#### GIVEN TASK:
Across the listing below, how many lines hold "this"? Reply with the number by itself.
[BEGIN SUPPLIED RECORDS]
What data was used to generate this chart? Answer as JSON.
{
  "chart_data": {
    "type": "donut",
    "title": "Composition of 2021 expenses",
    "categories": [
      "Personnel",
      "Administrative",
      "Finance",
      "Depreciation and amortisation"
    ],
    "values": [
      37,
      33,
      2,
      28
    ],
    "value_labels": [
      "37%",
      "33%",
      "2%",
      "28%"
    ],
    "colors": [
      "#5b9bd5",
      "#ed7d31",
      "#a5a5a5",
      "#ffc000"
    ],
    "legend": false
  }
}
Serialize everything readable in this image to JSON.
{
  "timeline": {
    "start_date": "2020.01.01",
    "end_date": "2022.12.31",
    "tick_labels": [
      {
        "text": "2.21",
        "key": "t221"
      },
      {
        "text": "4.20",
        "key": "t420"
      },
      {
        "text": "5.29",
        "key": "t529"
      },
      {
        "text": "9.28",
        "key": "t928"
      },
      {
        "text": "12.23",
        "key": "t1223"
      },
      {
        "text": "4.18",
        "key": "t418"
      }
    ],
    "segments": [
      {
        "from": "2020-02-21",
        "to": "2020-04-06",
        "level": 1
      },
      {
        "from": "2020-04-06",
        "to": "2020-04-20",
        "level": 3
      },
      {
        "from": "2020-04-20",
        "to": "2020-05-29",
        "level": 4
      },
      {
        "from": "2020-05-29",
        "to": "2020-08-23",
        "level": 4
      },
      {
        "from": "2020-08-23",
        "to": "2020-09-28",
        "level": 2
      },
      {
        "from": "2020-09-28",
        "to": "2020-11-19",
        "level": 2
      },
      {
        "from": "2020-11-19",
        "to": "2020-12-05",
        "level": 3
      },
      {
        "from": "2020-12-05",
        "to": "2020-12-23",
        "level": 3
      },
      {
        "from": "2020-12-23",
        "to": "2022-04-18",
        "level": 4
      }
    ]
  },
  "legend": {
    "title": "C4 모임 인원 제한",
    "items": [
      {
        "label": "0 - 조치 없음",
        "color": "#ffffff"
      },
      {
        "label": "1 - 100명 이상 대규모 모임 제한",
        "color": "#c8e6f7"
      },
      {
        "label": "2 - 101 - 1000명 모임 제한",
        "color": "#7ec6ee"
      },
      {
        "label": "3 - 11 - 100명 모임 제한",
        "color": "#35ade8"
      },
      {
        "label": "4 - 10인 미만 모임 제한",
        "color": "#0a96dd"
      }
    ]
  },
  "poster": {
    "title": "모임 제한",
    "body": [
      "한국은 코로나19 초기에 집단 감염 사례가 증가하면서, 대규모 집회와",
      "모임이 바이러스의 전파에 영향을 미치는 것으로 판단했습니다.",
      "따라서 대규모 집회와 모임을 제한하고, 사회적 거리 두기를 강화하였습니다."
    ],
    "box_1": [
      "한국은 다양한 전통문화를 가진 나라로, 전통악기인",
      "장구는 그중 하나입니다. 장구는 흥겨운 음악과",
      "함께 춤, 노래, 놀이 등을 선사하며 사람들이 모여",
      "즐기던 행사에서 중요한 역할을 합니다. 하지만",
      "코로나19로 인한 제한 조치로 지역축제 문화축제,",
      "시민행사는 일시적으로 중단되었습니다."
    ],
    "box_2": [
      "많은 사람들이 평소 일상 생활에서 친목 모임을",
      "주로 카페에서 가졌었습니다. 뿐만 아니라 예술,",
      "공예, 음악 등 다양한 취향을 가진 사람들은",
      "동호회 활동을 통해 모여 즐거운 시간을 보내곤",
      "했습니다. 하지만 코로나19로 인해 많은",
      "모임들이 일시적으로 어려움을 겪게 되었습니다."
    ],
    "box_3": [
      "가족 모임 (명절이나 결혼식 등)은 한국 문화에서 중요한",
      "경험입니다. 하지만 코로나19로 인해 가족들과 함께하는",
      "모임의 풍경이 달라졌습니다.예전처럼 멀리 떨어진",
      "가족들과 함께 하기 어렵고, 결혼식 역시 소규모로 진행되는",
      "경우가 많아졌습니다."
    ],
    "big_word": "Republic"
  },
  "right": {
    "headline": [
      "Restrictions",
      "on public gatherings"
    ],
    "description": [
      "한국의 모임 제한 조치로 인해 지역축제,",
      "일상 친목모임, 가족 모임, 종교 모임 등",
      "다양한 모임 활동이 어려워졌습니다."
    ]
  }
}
[END SUPPLIED RECORDS]
#### EXPECTED ANSWER:
2